▶ [SET TASK] Return all lines in the material below that contain "background".

▶ [DATASET EXTRACT]
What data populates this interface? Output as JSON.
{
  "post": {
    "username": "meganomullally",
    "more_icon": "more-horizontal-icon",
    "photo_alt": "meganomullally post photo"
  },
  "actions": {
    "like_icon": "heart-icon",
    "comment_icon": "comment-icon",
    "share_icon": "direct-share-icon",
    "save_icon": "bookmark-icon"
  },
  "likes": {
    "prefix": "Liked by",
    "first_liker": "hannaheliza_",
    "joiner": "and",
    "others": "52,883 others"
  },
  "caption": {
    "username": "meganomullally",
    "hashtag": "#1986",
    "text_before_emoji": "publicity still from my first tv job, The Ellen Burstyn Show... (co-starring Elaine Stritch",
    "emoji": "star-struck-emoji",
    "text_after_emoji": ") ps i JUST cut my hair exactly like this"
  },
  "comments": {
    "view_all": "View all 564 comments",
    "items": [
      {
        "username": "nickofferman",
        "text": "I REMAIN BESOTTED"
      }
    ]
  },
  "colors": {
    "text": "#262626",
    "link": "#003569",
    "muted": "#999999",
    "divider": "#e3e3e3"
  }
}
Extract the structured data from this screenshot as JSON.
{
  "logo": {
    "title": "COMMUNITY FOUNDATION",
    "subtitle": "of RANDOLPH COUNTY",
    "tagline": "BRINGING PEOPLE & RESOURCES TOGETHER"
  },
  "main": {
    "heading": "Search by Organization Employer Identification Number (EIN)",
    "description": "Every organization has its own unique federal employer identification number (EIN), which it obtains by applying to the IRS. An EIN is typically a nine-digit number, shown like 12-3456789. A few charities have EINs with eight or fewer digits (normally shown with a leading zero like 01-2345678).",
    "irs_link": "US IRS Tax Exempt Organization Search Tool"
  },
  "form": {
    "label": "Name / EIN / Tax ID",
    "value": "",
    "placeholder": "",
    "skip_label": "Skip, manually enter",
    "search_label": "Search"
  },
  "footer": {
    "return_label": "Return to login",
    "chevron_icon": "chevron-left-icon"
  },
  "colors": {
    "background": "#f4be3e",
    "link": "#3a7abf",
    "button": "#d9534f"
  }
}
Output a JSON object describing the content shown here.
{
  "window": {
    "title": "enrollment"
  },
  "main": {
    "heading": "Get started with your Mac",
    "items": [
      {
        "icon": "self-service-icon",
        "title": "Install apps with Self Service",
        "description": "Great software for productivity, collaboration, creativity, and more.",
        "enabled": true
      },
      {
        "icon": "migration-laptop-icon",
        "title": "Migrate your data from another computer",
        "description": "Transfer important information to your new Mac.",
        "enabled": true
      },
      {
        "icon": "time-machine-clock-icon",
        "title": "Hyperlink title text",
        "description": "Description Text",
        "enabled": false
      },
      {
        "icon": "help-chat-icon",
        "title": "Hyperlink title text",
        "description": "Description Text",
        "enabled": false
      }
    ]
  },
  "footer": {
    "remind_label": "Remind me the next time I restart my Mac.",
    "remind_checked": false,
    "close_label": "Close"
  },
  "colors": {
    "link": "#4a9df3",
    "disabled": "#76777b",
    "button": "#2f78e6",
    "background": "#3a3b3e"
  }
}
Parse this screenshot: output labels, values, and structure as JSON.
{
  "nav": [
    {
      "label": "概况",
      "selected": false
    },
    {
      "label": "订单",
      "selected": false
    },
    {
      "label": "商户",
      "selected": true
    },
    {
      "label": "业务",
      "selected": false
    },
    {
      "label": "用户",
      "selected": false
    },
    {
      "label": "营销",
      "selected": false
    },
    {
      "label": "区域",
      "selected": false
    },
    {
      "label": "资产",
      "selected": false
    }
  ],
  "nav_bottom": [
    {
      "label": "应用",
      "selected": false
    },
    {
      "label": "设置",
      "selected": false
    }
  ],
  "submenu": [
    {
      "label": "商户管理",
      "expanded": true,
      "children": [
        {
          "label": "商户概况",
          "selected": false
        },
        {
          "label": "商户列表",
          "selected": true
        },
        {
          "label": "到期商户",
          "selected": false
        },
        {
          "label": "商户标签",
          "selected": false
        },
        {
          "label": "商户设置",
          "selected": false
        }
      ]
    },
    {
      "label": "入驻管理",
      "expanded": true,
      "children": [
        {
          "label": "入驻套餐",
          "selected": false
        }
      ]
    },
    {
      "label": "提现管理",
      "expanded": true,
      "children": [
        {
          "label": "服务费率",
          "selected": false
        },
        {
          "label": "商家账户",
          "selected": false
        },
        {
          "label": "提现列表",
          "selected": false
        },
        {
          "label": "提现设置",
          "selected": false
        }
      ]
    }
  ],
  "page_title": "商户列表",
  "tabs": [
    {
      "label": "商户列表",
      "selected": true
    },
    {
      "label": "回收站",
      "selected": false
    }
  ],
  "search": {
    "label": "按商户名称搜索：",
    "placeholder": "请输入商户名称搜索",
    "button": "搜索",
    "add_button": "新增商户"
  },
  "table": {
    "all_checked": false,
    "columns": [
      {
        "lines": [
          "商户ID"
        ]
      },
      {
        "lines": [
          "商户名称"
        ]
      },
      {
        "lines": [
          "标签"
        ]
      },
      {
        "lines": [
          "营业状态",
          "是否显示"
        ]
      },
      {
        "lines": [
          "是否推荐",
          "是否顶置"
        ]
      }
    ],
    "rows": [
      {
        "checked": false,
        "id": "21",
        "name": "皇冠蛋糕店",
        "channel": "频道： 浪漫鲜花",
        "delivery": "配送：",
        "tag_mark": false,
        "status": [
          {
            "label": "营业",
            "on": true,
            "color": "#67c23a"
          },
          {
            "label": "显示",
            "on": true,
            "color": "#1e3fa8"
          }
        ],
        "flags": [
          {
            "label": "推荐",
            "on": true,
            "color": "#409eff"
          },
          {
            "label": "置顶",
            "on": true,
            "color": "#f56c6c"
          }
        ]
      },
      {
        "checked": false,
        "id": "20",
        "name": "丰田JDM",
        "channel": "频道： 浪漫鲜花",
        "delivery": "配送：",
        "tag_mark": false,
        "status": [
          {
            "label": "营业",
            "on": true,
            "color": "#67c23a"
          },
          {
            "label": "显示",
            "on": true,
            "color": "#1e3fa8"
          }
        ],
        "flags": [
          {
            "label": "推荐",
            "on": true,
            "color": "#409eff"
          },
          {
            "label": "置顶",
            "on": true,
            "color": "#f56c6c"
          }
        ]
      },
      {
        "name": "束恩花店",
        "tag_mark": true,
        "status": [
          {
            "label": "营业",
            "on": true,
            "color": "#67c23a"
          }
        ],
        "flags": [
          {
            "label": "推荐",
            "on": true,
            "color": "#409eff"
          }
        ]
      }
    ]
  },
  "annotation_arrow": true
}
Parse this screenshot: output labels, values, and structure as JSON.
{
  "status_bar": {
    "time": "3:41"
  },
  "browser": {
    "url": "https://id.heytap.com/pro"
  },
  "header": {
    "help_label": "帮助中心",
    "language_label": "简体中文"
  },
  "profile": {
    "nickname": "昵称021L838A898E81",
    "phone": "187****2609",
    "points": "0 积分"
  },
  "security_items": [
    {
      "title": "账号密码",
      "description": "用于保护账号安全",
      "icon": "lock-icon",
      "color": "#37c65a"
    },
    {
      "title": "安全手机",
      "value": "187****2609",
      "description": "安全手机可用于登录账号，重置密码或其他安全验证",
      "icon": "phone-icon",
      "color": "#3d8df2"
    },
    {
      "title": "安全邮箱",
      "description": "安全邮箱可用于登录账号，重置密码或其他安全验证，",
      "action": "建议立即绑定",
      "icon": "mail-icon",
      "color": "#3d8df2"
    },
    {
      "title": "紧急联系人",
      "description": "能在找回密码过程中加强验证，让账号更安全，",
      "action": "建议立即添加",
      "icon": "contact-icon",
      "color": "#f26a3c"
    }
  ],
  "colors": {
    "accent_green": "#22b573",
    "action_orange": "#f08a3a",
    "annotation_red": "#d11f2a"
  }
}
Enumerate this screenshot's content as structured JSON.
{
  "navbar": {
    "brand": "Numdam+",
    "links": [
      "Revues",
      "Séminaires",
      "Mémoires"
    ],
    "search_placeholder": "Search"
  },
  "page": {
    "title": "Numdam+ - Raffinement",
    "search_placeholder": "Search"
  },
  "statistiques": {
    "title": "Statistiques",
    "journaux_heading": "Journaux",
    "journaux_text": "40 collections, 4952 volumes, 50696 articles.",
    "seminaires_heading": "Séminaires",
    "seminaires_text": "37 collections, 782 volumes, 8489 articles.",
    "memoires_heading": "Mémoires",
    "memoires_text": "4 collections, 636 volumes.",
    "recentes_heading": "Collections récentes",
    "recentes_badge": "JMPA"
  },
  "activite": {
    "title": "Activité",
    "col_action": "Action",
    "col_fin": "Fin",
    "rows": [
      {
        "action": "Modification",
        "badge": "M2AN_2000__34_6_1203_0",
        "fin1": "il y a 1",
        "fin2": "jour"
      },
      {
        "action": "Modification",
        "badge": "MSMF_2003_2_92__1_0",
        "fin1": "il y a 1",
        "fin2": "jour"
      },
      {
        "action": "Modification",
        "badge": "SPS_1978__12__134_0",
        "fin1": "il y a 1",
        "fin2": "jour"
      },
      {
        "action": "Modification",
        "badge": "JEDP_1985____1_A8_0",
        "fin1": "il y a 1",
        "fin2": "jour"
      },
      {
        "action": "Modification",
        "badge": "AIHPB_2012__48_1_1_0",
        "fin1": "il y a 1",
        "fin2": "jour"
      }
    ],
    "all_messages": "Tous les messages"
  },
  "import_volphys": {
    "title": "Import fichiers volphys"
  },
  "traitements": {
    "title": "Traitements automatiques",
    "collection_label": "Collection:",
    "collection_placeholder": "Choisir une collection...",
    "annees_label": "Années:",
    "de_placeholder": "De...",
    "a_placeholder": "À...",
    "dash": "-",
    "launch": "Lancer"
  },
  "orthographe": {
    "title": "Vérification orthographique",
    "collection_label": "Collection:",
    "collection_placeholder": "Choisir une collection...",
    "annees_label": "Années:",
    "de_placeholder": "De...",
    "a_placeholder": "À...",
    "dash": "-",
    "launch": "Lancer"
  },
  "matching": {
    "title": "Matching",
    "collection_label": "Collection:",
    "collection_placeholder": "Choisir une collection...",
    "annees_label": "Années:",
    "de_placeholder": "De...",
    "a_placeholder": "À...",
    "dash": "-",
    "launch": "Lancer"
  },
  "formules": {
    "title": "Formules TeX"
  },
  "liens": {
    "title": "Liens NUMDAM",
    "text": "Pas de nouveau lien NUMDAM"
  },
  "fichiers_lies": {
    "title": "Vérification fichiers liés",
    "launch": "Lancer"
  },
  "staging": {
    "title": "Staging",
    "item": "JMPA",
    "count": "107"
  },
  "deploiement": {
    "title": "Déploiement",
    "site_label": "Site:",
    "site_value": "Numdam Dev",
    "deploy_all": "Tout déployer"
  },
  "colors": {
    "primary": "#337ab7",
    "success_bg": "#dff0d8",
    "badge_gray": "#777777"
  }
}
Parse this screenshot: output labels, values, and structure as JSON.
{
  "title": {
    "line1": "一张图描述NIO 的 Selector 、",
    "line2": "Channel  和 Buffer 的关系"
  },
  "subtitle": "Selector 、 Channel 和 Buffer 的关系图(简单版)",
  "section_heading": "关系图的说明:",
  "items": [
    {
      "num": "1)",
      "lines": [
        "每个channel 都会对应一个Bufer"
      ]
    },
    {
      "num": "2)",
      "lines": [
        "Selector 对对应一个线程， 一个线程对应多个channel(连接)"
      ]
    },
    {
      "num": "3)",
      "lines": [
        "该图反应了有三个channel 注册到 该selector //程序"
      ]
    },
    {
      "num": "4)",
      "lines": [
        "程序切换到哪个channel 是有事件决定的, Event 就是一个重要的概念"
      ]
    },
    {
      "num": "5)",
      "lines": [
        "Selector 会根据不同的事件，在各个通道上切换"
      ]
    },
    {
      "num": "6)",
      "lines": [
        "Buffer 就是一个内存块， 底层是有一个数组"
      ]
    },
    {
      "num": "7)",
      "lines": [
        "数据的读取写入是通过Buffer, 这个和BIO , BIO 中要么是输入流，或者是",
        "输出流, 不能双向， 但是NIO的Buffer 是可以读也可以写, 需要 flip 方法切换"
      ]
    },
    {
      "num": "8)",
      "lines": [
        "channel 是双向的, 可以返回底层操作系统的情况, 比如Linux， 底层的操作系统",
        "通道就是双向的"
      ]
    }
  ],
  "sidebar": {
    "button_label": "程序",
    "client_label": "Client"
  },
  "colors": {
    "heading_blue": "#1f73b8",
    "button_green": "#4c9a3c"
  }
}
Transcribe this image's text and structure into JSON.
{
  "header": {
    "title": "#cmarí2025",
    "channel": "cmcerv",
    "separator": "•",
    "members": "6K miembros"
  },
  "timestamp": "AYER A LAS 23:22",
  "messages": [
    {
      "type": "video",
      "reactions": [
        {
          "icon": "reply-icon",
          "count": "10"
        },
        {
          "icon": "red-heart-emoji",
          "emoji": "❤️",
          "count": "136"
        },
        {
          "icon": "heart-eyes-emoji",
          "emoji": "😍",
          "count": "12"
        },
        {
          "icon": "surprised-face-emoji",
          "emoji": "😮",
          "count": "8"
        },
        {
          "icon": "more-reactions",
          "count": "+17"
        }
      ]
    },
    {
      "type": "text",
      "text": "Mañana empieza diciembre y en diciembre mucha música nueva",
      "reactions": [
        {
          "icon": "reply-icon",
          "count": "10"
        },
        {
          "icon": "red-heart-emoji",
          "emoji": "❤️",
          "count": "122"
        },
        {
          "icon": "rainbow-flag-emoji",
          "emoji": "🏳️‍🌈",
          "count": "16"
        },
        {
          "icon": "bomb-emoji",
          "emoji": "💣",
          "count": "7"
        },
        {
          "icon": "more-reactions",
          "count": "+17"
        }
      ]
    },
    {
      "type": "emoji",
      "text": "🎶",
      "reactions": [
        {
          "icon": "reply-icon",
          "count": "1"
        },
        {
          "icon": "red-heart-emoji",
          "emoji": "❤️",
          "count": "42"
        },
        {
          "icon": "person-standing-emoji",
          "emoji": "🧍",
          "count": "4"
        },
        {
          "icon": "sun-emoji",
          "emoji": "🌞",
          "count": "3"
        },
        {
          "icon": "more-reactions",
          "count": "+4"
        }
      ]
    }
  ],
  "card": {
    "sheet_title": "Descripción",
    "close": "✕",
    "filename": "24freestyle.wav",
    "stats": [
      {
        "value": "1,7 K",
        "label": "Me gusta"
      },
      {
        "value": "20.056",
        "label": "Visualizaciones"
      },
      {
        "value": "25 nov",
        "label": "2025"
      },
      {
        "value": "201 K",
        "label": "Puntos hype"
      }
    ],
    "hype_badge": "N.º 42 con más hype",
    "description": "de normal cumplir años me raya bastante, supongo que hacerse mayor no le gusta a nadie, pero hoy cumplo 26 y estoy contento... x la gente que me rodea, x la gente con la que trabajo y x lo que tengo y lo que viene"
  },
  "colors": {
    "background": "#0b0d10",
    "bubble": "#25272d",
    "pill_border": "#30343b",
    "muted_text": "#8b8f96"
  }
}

▶ [EXPECTED OUTPUT]
    "background": "#f4be3e",
    "background": "#3a3b3e"
    "background": "#0b0d10",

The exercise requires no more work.